- _Your objective_
Return all the entries exactly, keeping pictures out.

Recorded data:
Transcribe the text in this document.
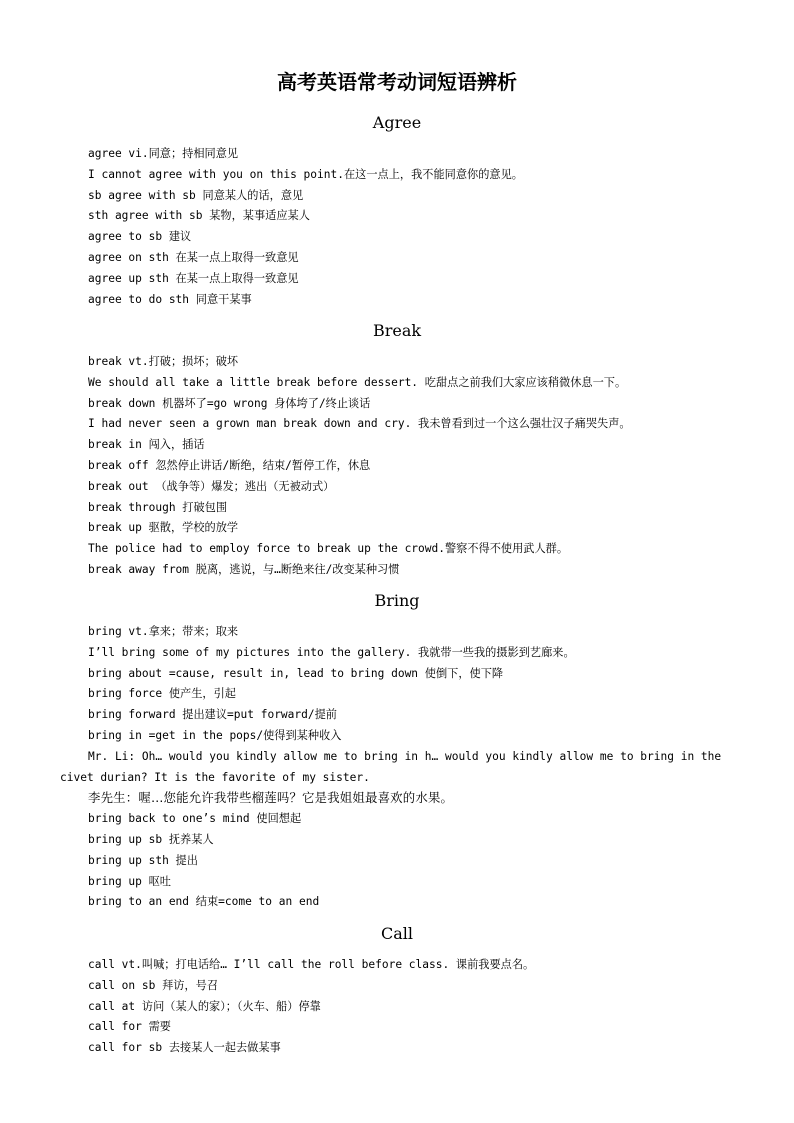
高考英语常考动词短语辨析
Agree
agree vi.同意；持相同意见
I cannot agree with you on this point.在这一点上，我不能同意你的意见。
sb agree with sb 同意某人的话，意见
sth agree with sb 某物，某事适应某人
agree to sb 建议
agree on sth 在某一点上取得一致意见
agree up sth 在某一点上取得一致意见
agree to do sth 同意干某事
Break
break vt.打破；损坏；破坏
We should all take a little break before dessert. 吃甜点之前我们大家应该稍微休息一下。
break down 机器坏了=go wrong 身体垮了/终止谈话
I had never seen a grown man break down and cry. 我未曾看到过一个这么强壮汉子痛哭失声。
break in 闯入，插话
break off 忽然停止讲话/断绝，结束/暂停工作，休息
break out （战争等）爆发；逃出（无被动式）
break through 打破包围
break up 驱散，学校的放学
The police had to employ force to break up the crowd.警察不得不使用武人群。
break away from 脱离，逃说，与…断绝来往/改变某种习惯
Bring
bring vt.拿来；带来；取来
I’ll bring some of my pictures into the gallery. 我就带一些我的摄影到艺廊来。
bring about =cause, result in, lead to bring down 使倒下，使下降
bring force 使产生，引起
bring forward 提出建议=put forward/提前
bring in =get in the pops/使得到某种收入
Mr. Li: Oh… would you kindly allow me to bring in h… would you kindly allow me to bring in the
civet durian? It is the favorite of my sister.
李先生：喔…您能允许我带些榴莲吗？它是我姐姐最喜欢的水果。
bring back to one’s mind 使回想起
bring up sb 抚养某人
bring up sth 提出
bring up 呕吐
bring to an end 结束=come to an end
Call
call vt.叫喊；打电话给… I’ll call the roll before class. 课前我要点名。
call on sb 拜访，号召
call at 访问（某人的家）；（火车、船）停靠
call for 需要
call for sb 去接某人一起去做某事
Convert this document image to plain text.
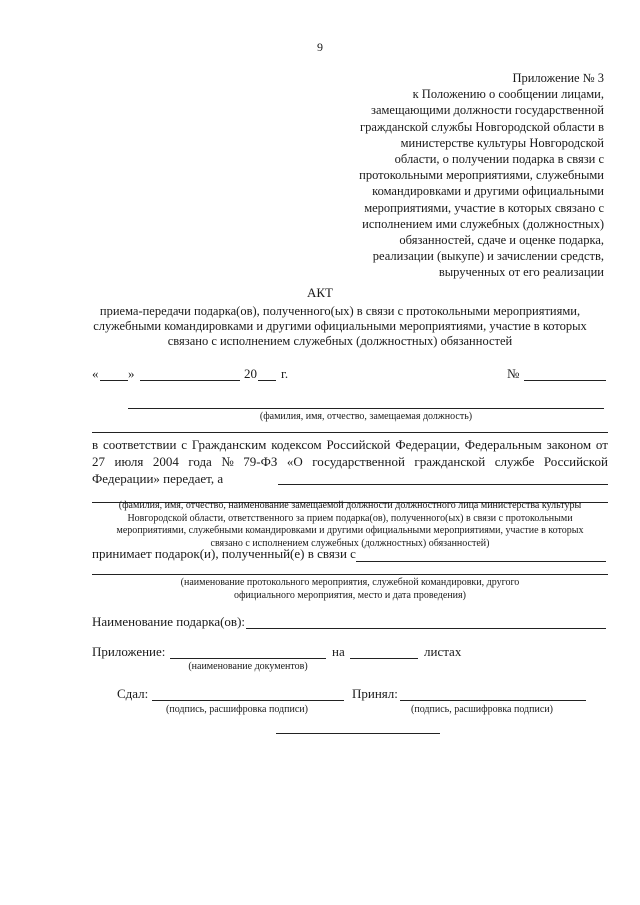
9
Приложение № 3
к Положению о сообщении лицами,
замещающими должности государственной
гражданской службы Новгородской области в
министерстве культуры Новгородской
области, о получении подарка в связи с
протокольными мероприятиями, служебными
командировками и другими официальными
мероприятиями, участие в которых связано с
исполнением ими служебных (должностных)
обязанностей, сдаче и оценке подарка,
реализации (выкупе) и зачислении средств,
вырученных от его реализации
АКТ
приема-передачи подарка(ов), полученного(ых) в связи с протокольными мероприятиями,
служебными командировками и другими официальными мероприятиями, участие в которых
связано с исполнением служебных (должностных) обязанностей
« »	20 г.	№
(фамилия, имя, отчество, замещаемая должность)
в соответствии с Гражданским кодексом Российской Федерации, Федеральным законом от
27 июля 2004 года № 79-ФЗ «О государственной гражданской службе Российской
Федерации» передает, а
(фамилия, имя, отчество, наименование замещаемой должности должностного лица министерства культуры
Новгородской области, ответственного за прием подарка(ов), полученного(ых) в связи с протокольными
мероприятиями, служебными командировками и другими официальными мероприятиями, участие в которых
связано с исполнением служебных (должностных) обязанностей)
принимает подарок(и), полученный(е) в связи с
(наименование протокольного мероприятия, служебной командировки, другого
официального мероприятия, место и дата проведения)
Наименование подарка(ов):
Приложение:	на	листах
(наименование документов)
Сдал:	Принял:
(подпись, расшифровка подписи)	(подпись, расшифровка подписи)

- _Complete answer_
Transcribe the text in this document.
高考英语常考动词短语辨析
Agree
agree vi.同意；持相同意见
I cannot agree with you on this point.在这一点上，我不能同意你的意见。
sb agree with sb 同意某人的话，意见
sth agree with sb 某物，某事适应某人
agree to sb 建议
agree on sth 在某一点上取得一致意见
agree up sth 在某一点上取得一致意见
agree to do sth 同意干某事
Break
break vt.打破；损坏；破坏
We should all take a little break before dessert. 吃甜点之前我们大家应该稍微休息一下。
break down 机器坏了=go wrong 身体垮了/终止谈话
I had never seen a grown man break down and cry. 我未曾看到过一个这么强壮汉子痛哭失声。
break in 闯入，插话
break off 忽然停止讲话/断绝，结束/暂停工作，休息
break out （战争等）爆发；逃出（无被动式）
break through 打破包围
break up 驱散，学校的放学
The police had to employ force to break up the crowd.警察不得不使用武人群。
break away from 脱离，逃说，与…断绝来往/改变某种习惯
Bring
bring vt.拿来；带来；取来
I’ll bring some of my pictures into the gallery. 我就带一些我的摄影到艺廊来。
bring about =cause, result in, lead to bring down 使倒下，使下降
bring force 使产生，引起
bring forward 提出建议=put forward/提前
bring in =get in the pops/使得到某种收入
Mr. Li: Oh… would you kindly allow me to bring in h… would you kindly allow me to bring in the
civet durian? It is the favorite of my sister.
李先生：喔…您能允许我带些榴莲吗？它是我姐姐最喜欢的水果。
bring back to one’s mind 使回想起
bring up sb 抚养某人
bring up sth 提出
bring up 呕吐
bring to an end 结束=come to an end
Call
call vt.叫喊；打电话给… I’ll call the roll before class. 课前我要点名。
call on sb 拜访，号召
call at 访问（某人的家）；（火车、船）停靠
call for 需要
call for sb 去接某人一起去做某事
Convert this document image to plain text.
9
Приложение № 3
к Положению о сообщении лицами,
замещающими должности государственной
гражданской службы Новгородской области в
министерстве культуры Новгородской
области, о получении подарка в связи с
протокольными мероприятиями, служебными
командировками и другими официальными
мероприятиями, участие в которых связано с
исполнением ими служебных (должностных)
обязанностей, сдаче и оценке подарка,
реализации (выкупе) и зачислении средств,
вырученных от его реализации
АКТ
приема-передачи подарка(ов), полученного(ых) в связи с протокольными мероприятиями,
служебными командировками и другими официальными мероприятиями, участие в которых
связано с исполнением служебных (должностных) обязанностей
« »	20 г.	№
(фамилия, имя, отчество, замещаемая должность)
в соответствии с Гражданским кодексом Российской Федерации, Федеральным законом от
27 июля 2004 года № 79-ФЗ «О государственной гражданской службе Российской
Федерации» передает, а
(фамилия, имя, отчество, наименование замещаемой должности должностного лица министерства культуры
Новгородской области, ответственного за прием подарка(ов), полученного(ых) в связи с протокольными
мероприятиями, служебными командировками и другими официальными мероприятиями, участие в которых
связано с исполнением служебных (должностных) обязанностей)
принимает подарок(и), полученный(е) в связи с
(наименование протокольного мероприятия, служебной командировки, другого
официального мероприятия, место и дата проведения)
Наименование подарка(ов):
Приложение:	на	листах
(наименование документов)
Сдал:	Принял:
(подпись, расшифровка подписи)	(подпись, расшифровка подписи)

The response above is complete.